= Record list =
..........
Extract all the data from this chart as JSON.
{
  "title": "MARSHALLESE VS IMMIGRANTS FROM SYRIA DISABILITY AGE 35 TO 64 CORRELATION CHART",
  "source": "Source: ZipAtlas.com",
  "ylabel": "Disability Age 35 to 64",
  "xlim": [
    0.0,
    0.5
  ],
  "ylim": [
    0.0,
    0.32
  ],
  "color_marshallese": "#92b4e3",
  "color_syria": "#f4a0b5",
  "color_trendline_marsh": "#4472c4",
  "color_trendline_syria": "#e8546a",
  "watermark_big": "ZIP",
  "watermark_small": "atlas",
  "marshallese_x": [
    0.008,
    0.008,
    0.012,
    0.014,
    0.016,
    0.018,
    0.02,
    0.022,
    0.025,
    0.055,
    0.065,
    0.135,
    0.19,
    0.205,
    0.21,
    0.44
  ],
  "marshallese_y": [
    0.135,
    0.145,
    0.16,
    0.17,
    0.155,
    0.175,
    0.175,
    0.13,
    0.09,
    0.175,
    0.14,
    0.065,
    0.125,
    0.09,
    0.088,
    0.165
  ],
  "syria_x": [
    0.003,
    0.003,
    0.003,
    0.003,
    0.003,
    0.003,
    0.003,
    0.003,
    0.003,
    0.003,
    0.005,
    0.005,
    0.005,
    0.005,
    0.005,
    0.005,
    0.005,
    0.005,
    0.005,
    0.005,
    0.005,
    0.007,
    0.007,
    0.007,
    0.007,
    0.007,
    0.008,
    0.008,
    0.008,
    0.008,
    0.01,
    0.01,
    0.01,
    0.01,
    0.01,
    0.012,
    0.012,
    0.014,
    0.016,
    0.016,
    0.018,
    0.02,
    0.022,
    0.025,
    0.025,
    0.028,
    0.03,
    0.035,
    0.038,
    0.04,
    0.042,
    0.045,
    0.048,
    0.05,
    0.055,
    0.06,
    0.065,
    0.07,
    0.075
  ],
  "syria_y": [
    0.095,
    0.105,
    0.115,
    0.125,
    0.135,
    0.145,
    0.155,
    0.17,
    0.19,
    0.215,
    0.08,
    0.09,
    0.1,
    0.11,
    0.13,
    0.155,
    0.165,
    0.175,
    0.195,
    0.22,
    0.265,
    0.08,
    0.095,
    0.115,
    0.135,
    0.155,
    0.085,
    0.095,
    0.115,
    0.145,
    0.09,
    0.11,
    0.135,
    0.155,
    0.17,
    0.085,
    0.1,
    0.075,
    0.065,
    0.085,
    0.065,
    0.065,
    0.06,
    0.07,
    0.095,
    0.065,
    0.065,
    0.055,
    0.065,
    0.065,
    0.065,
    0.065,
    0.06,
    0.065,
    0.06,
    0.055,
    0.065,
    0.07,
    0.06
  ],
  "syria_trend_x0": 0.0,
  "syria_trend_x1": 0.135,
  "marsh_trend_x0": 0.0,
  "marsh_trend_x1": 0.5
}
..........
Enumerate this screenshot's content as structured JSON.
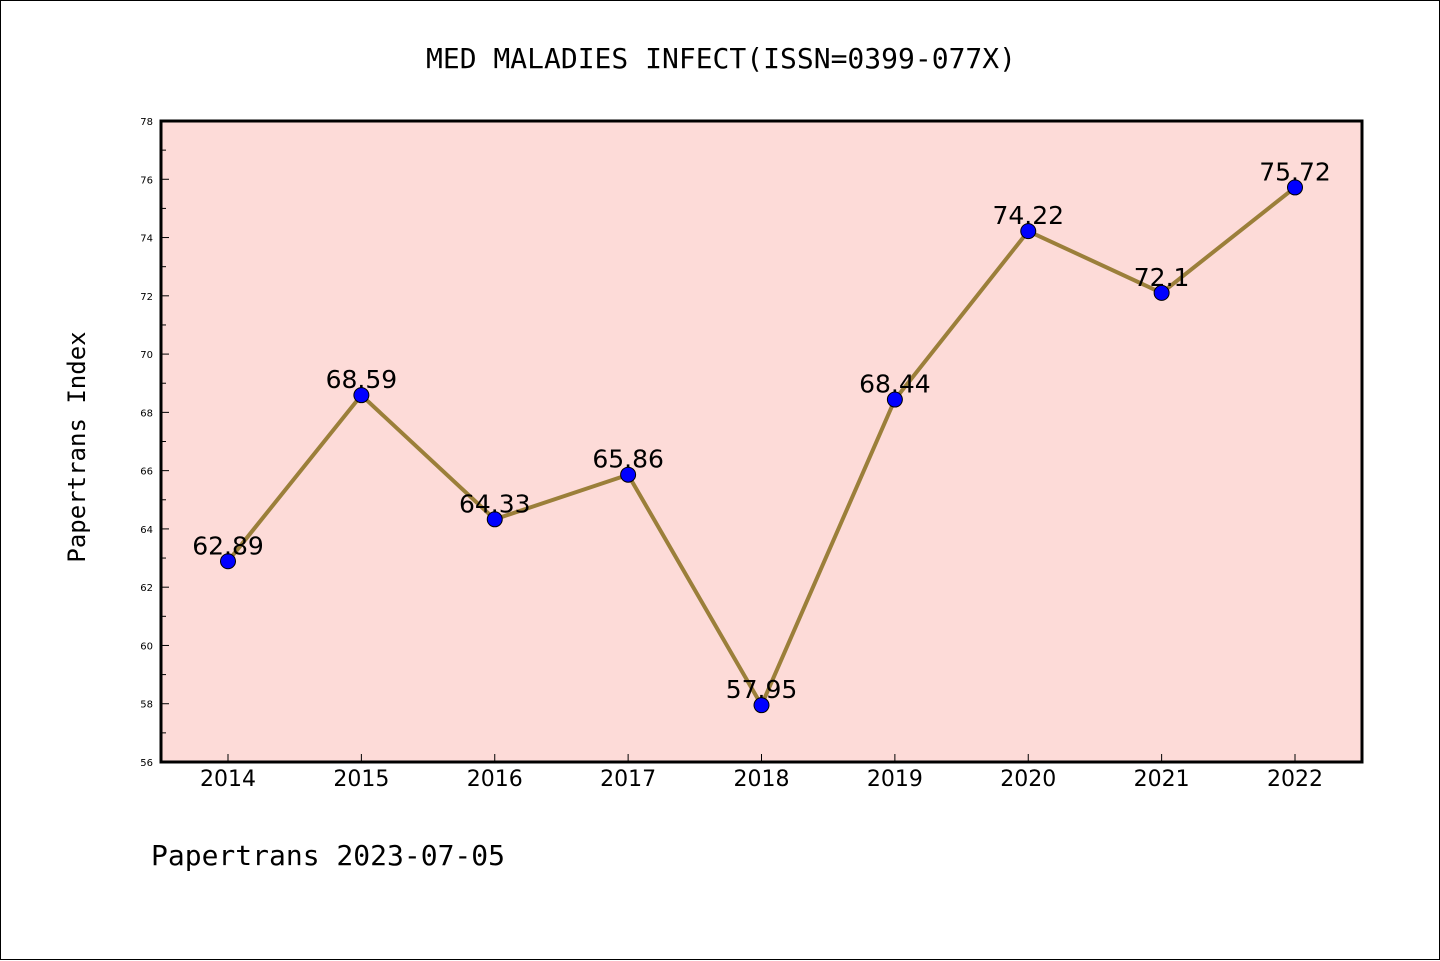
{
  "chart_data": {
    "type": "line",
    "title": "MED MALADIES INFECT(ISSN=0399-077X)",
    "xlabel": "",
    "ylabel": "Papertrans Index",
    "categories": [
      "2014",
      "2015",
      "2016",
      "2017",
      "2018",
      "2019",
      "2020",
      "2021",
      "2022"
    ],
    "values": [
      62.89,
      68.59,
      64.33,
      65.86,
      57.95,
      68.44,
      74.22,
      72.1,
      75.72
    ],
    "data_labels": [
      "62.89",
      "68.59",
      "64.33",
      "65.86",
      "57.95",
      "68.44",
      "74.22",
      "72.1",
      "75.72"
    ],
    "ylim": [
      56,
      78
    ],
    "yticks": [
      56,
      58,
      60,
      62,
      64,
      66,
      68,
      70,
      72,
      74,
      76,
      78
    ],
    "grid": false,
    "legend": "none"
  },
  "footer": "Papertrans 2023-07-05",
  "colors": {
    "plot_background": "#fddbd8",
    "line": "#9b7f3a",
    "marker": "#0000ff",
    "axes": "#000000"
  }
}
..........
= What you need to do =
In the material above, show every line where the word "this" turns up.

= Full output =
Extract all the data from this chart as JSON.
Enumerate this screenshot's content as structured JSON.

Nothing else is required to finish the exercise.